▸ **WHAT THE EXERCISE ASKS**: Return the listing below verbatim, every line unchanged, but leave out the picture.

▸ **DATASET**:
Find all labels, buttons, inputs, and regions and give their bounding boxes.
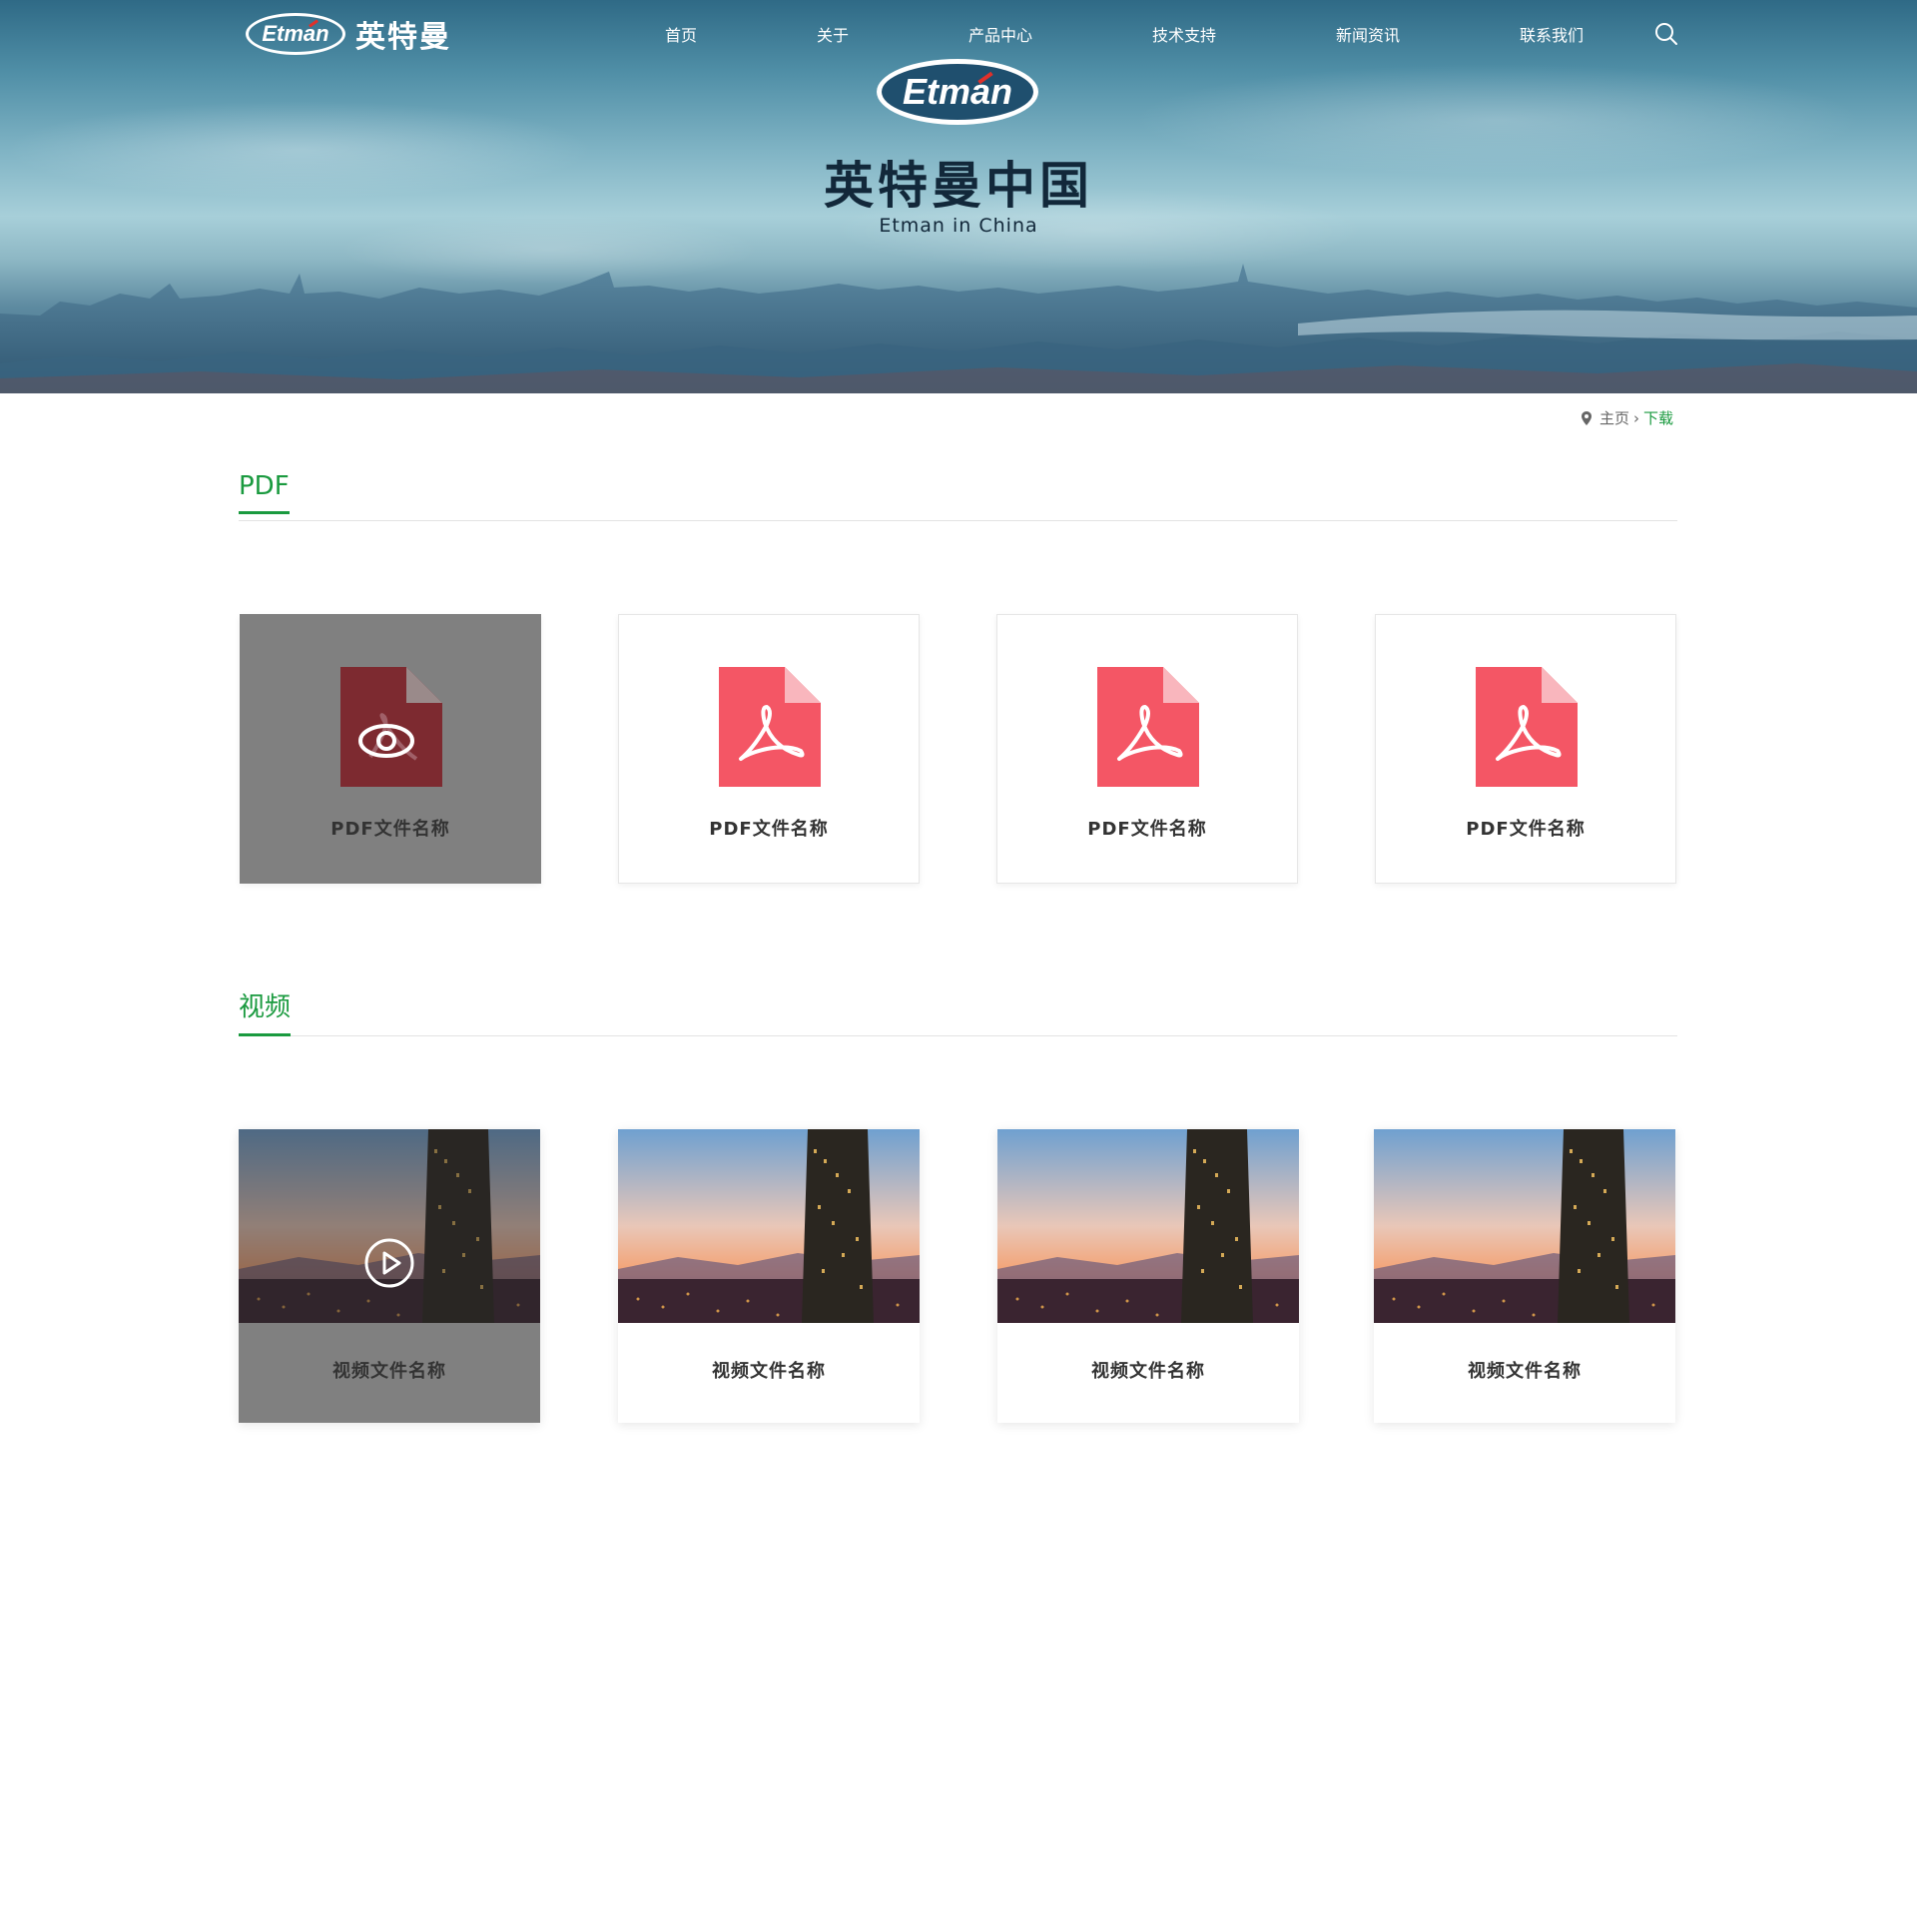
breadcrumb-home[interactable]: 主页 bbox=[1599, 407, 1629, 428]
site-logo[interactable]: Etman 英特曼 bbox=[246, 12, 451, 56]
pdf-file-icon bbox=[1097, 667, 1199, 787]
pdf-card[interactable]: PDF文件名称 bbox=[996, 614, 1298, 884]
video-section-header: 视频 bbox=[239, 986, 1677, 1036]
nav-contact[interactable]: 联系我们 bbox=[1520, 22, 1584, 46]
search-icon[interactable] bbox=[1653, 21, 1679, 47]
hover-overlay bbox=[239, 1129, 540, 1323]
video-file-name: 视频文件名称 bbox=[712, 1361, 826, 1382]
video-thumbnail bbox=[1374, 1129, 1675, 1323]
video-file-name: 视频文件名称 bbox=[1091, 1361, 1205, 1382]
video-section-title: 视频 bbox=[239, 986, 292, 1036]
pdf-section-header: PDF bbox=[239, 471, 1677, 521]
pdf-preview-icon bbox=[340, 667, 442, 787]
pdf-card[interactable]: PDF文件名称 bbox=[1375, 614, 1676, 884]
breadcrumb-separator: › bbox=[1633, 408, 1640, 427]
hero-logo-text: Etman bbox=[902, 71, 1013, 112]
video-card[interactable]: 视频文件名称 bbox=[1374, 1129, 1675, 1423]
nav-news[interactable]: 新闻资讯 bbox=[1336, 22, 1400, 46]
video-card[interactable]: 视频文件名称 bbox=[618, 1129, 920, 1423]
video-card[interactable]: 视频文件名称 bbox=[239, 1129, 540, 1423]
hero-subtitle: Etman in China bbox=[879, 215, 1038, 237]
pdf-file-icon bbox=[1476, 667, 1578, 787]
logo-text: Etman bbox=[262, 21, 329, 46]
nav-products[interactable]: 产品中心 bbox=[968, 22, 1032, 46]
video-file-name: 视频文件名称 bbox=[1468, 1361, 1582, 1382]
video-thumbnail bbox=[239, 1129, 540, 1323]
hero-logo: Etman bbox=[877, 59, 1038, 125]
breadcrumb: 主页 › 下载 bbox=[1582, 407, 1673, 428]
location-pin-icon bbox=[1582, 410, 1592, 425]
hero-banner: Etman 英特曼 首页 关于 产品中心 技术支持 新闻资讯 联系我们 Etma… bbox=[0, 0, 1917, 393]
play-icon[interactable] bbox=[363, 1237, 415, 1289]
breadcrumb-current: 下载 bbox=[1643, 409, 1674, 427]
pdf-section-title: PDF bbox=[239, 471, 290, 514]
pdf-file-name: PDF文件名称 bbox=[1087, 819, 1207, 840]
nav-support[interactable]: 技术支持 bbox=[1152, 22, 1216, 46]
pdf-file-name: PDF文件名称 bbox=[1466, 819, 1586, 840]
pdf-file-name: PDF文件名称 bbox=[709, 819, 829, 840]
city-skyline-image bbox=[0, 264, 1917, 393]
video-file-name: 视频文件名称 bbox=[332, 1361, 446, 1382]
nav-about[interactable]: 关于 bbox=[817, 22, 849, 46]
brand-name: 英特曼 bbox=[355, 20, 451, 55]
video-card[interactable]: 视频文件名称 bbox=[997, 1129, 1299, 1423]
video-thumbnail bbox=[997, 1129, 1299, 1323]
pdf-file-icon bbox=[719, 667, 821, 787]
nav-home[interactable]: 首页 bbox=[665, 22, 697, 46]
video-thumbnail bbox=[618, 1129, 920, 1323]
etman-logo-mark: Etman bbox=[246, 13, 345, 55]
pdf-file-name: PDF文件名称 bbox=[330, 819, 450, 840]
pdf-card[interactable]: PDF文件名称 bbox=[240, 614, 541, 884]
pdf-card[interactable]: PDF文件名称 bbox=[618, 614, 920, 884]
hero-title: 英特曼中国 bbox=[824, 157, 1093, 215]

▸ **TASK SOLUTION**:
Find all labels, buttons, inputs, and regions and give their bounding boxes.
breadcrumb-home[interactable]: 主页 bbox=[1599, 407, 1629, 428]
site-logo[interactable]: Etman 英特曼 bbox=[246, 12, 451, 56]
pdf-file-icon bbox=[1097, 667, 1199, 787]
pdf-card[interactable]: PDF文件名称 bbox=[996, 614, 1298, 884]
video-section-header: 视频 bbox=[239, 986, 1677, 1036]
nav-contact[interactable]: 联系我们 bbox=[1520, 22, 1584, 46]
search-icon[interactable] bbox=[1653, 21, 1679, 47]
hover-overlay bbox=[239, 1129, 540, 1323]
video-file-name: 视频文件名称 bbox=[712, 1361, 826, 1382]
video-thumbnail bbox=[1374, 1129, 1675, 1323]
video-file-name: 视频文件名称 bbox=[1091, 1361, 1205, 1382]
video-section-title: 视频 bbox=[239, 986, 292, 1036]
pdf-section-header: PDF bbox=[239, 471, 1677, 521]
pdf-preview-icon bbox=[340, 667, 442, 787]
pdf-card[interactable]: PDF文件名称 bbox=[1375, 614, 1676, 884]
breadcrumb-separator: › bbox=[1633, 408, 1640, 427]
hero-logo-text: Etman bbox=[902, 71, 1013, 112]
video-card[interactable]: 视频文件名称 bbox=[1374, 1129, 1675, 1423]
nav-news[interactable]: 新闻资讯 bbox=[1336, 22, 1400, 46]
video-card[interactable]: 视频文件名称 bbox=[618, 1129, 920, 1423]
video-card[interactable]: 视频文件名称 bbox=[239, 1129, 540, 1423]
hero-subtitle: Etman in China bbox=[879, 215, 1038, 237]
pdf-file-icon bbox=[1476, 667, 1578, 787]
logo-text: Etman bbox=[262, 21, 329, 46]
nav-products[interactable]: 产品中心 bbox=[968, 22, 1032, 46]
video-file-name: 视频文件名称 bbox=[1468, 1361, 1582, 1382]
video-thumbnail bbox=[239, 1129, 540, 1323]
hero-logo: Etman bbox=[877, 59, 1038, 125]
breadcrumb: 主页 › 下载 bbox=[1582, 407, 1673, 428]
location-pin-icon bbox=[1582, 410, 1592, 425]
hero-banner: Etman 英特曼 首页 关于 产品中心 技术支持 新闻资讯 联系我们 Etma… bbox=[0, 0, 1917, 393]
play-icon[interactable] bbox=[363, 1237, 415, 1289]
breadcrumb-current: 下载 bbox=[1643, 409, 1674, 427]
pdf-section-title: PDF bbox=[239, 471, 290, 514]
pdf-file-name: PDF文件名称 bbox=[1087, 819, 1207, 840]
nav-support[interactable]: 技术支持 bbox=[1152, 22, 1216, 46]
pdf-file-name: PDF文件名称 bbox=[1466, 819, 1586, 840]
pdf-file-name: PDF文件名称 bbox=[709, 819, 829, 840]
city-skyline-image bbox=[0, 264, 1917, 393]
video-file-name: 视频文件名称 bbox=[332, 1361, 446, 1382]
nav-about[interactable]: 关于 bbox=[817, 22, 849, 46]
brand-name: 英特曼 bbox=[355, 20, 451, 55]
video-card[interactable]: 视频文件名称 bbox=[997, 1129, 1299, 1423]
video-thumbnail bbox=[997, 1129, 1299, 1323]
pdf-file-icon bbox=[719, 667, 821, 787]
nav-home[interactable]: 首页 bbox=[665, 22, 697, 46]
video-thumbnail bbox=[618, 1129, 920, 1323]
etman-logo-mark: Etman bbox=[246, 13, 345, 55]
pdf-file-name: PDF文件名称 bbox=[330, 819, 450, 840]
pdf-card[interactable]: PDF文件名称 bbox=[240, 614, 541, 884]
pdf-card[interactable]: PDF文件名称 bbox=[618, 614, 920, 884]
hero-title: 英特曼中国 bbox=[824, 157, 1093, 215]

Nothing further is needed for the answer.